Figure data in JSON:
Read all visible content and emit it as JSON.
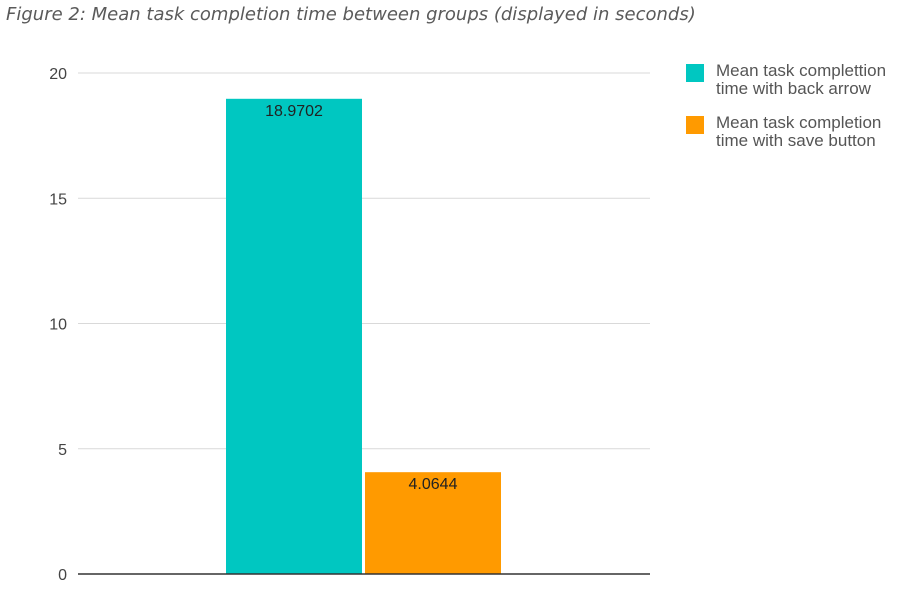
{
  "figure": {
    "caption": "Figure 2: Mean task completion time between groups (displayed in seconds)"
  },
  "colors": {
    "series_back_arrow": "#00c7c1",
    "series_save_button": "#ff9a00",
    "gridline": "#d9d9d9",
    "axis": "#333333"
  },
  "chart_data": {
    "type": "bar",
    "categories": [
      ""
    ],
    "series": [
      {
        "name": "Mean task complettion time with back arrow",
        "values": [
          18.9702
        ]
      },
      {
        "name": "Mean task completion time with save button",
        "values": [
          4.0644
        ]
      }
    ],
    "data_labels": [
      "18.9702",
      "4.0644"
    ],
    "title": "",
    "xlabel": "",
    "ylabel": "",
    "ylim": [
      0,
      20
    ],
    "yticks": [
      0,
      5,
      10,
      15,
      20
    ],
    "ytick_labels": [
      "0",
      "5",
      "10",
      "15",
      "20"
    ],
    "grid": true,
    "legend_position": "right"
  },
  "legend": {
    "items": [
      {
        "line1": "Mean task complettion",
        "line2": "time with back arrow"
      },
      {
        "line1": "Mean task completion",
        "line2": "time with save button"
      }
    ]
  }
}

- **Requirement**:
Consider the entries above and return each line with the string "name".

- **Response to the exercise**:
        "name": "Mean task complettion time with back arrow",
        "name": "Mean task completion time with save button",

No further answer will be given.